======== Available data ========

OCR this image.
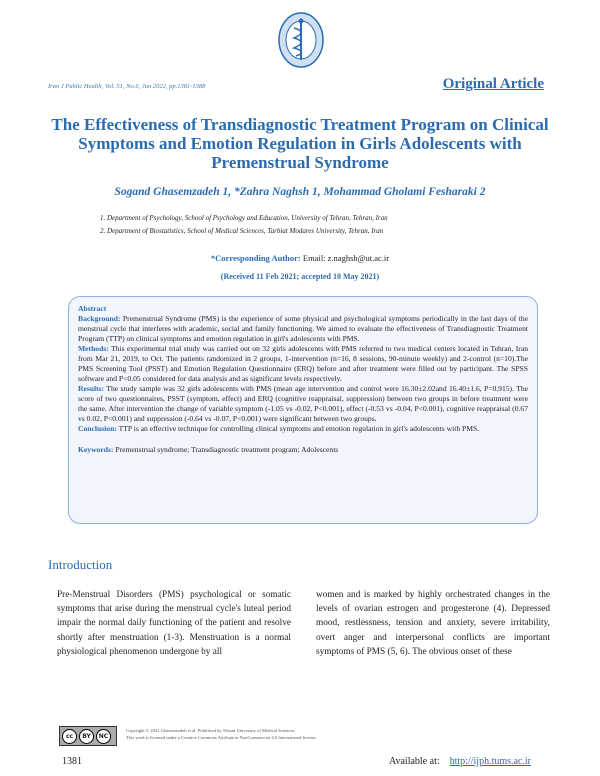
Iran J Public Health, Vol. 51, No.6, Jun 2022, pp.1381-1388	Original Article
The Effectiveness of Transdiagnostic Treatment Program on Clinical Symptoms and Emotion Regulation in Girls Adolescents with Premenstrual Syndrome
Sogand Ghasemzadeh 1, *Zahra Naghsh 1, Mohammad Gholami Fesharaki 2
1. Department of Psychology, School of Psychology and Education, University of Tehran, Tehran, Iran
2. Department of Biostatistics, School of Medical Sciences, Tarbiat Modares University, Tehran, Iran
*Corresponding Author: Email: z.naghsh@ut.ac.ir
(Received 11 Feb 2021; accepted 10 May 2021)

Abstract

Background: Premenstrual Syndrome (PMS) is the experience of some physical and psychological symptoms periodically in the last days of the menstrual cycle that interferes with academic, social and family functioning. We aimed to evaluate the effectiveness of Transdiagnostic Treatment Program (TTP) on clinical symptoms and emotion regulation in girl's adolescents with PMS.

Methods: This experimental trial study was carried out on 32 girls adolescents with PMS referred to two medical centers located in Tehran, Iran from Mar 21, 2019, to Oct. The patients randomized in 2 groups, 1-intervention (n=16, 8 sessions, 90-minute weekly) and 2-control (n=10).The PMS Screening Tool (PSST) and Emotion Regulation Questionnaire (ERQ) before and after treatment were filled out by participant. The SPSS software and P<0.05 considered for data analysis and as significant levels respectively.

Results: The study sample was 32 girls adolescents with PMS (mean age intervention and control were 16.30±2.02and 16.40±1.6, P=0.915). The score of two questionnaires, PSST (symptom, effect) and ERQ (cognitive reappraisal, suppression) between two groups in before treatment were the same. After intervention the change of variable symptom (-1.05 vs -0.02, P<0.001), effect (-0.53 vs -0.04, P<0.001), cognitive reappraisal (0.67 vs 0.02, P<0.001) and suppression (-0.64 vs -0.07, P<0.001) were significant between two groups.

Conclusion: TTP is an effective technique for controlling clinical symptoms and emotion regulation in girl's adolescents with PMS.

Keywords: Premenstrual syndrome; Transdiagnostic treatment program; Adolescents

Introduction
Pre-Menstrual Disorders (PMS) psychological or somatic symptoms that arise during the menstrual cycle's luteal period impair the normal daily functioning of the patient and resolve shortly after menstruation (1-3). Menstruation is a normal physiological phenomenon undergone by all
women and is marked by highly orchestrated changes in the levels of ovarian estrogen and progesterone (4). Depressed mood, restlessness, tension and anxiety, severe irritability, overt anger and interpersonal conflicts are important symptoms of PMS (5, 6). The obvious onset of these
cc	BY	NC
Copyright © 2022 Ghasemzadeh et al. Published by Tehran University of Medical Sciences.
This work is licensed under a Creative Commons Attribution-NonCommercial 4.0 International license.
1381	Available at: http://ijph.tums.ac.ir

========

Exercise description: Retype all the entries word for word; the pictures stay out.

Completed task:
OCR this image.
Iran J Public Health, Vol. 51, No.6, Jun 2022, pp.1381-1388	Original Article
The Effectiveness of Transdiagnostic Treatment Program on Clinical Symptoms and Emotion Regulation in Girls Adolescents with Premenstrual Syndrome
Sogand Ghasemzadeh 1, *Zahra Naghsh 1, Mohammad Gholami Fesharaki 2
1. Department of Psychology, School of Psychology and Education, University of Tehran, Tehran, Iran
2. Department of Biostatistics, School of Medical Sciences, Tarbiat Modares University, Tehran, Iran
*Corresponding Author: Email: z.naghsh@ut.ac.ir
(Received 11 Feb 2021; accepted 10 May 2021)

Abstract

Background: Premenstrual Syndrome (PMS) is the experience of some physical and psychological symptoms periodically in the last days of the menstrual cycle that interferes with academic, social and family functioning. We aimed to evaluate the effectiveness of Transdiagnostic Treatment Program (TTP) on clinical symptoms and emotion regulation in girl's adolescents with PMS.

Methods: This experimental trial study was carried out on 32 girls adolescents with PMS referred to two medical centers located in Tehran, Iran from Mar 21, 2019, to Oct. The patients randomized in 2 groups, 1-intervention (n=16, 8 sessions, 90-minute weekly) and 2-control (n=10).The PMS Screening Tool (PSST) and Emotion Regulation Questionnaire (ERQ) before and after treatment were filled out by participant. The SPSS software and P<0.05 considered for data analysis and as significant levels respectively.

Results: The study sample was 32 girls adolescents with PMS (mean age intervention and control were 16.30±2.02and 16.40±1.6, P=0.915). The score of two questionnaires, PSST (symptom, effect) and ERQ (cognitive reappraisal, suppression) between two groups in before treatment were the same. After intervention the change of variable symptom (-1.05 vs -0.02, P<0.001), effect (-0.53 vs -0.04, P<0.001), cognitive reappraisal (0.67 vs 0.02, P<0.001) and suppression (-0.64 vs -0.07, P<0.001) were significant between two groups.

Conclusion: TTP is an effective technique for controlling clinical symptoms and emotion regulation in girl's adolescents with PMS.

Keywords: Premenstrual syndrome; Transdiagnostic treatment program; Adolescents

Introduction
Pre-Menstrual Disorders (PMS) psychological or somatic symptoms that arise during the menstrual cycle's luteal period impair the normal daily functioning of the patient and resolve shortly after menstruation (1-3). Menstruation is a normal physiological phenomenon undergone by all
women and is marked by highly orchestrated changes in the levels of ovarian estrogen and progesterone (4). Depressed mood, restlessness, tension and anxiety, severe irritability, overt anger and interpersonal conflicts are important symptoms of PMS (5, 6). The obvious onset of these
cc	BY	NC
Copyright © 2022 Ghasemzadeh et al. Published by Tehran University of Medical Sciences.
This work is licensed under a Creative Commons Attribution-NonCommercial 4.0 International license.
1381	Available at: http://ijph.tums.ac.ir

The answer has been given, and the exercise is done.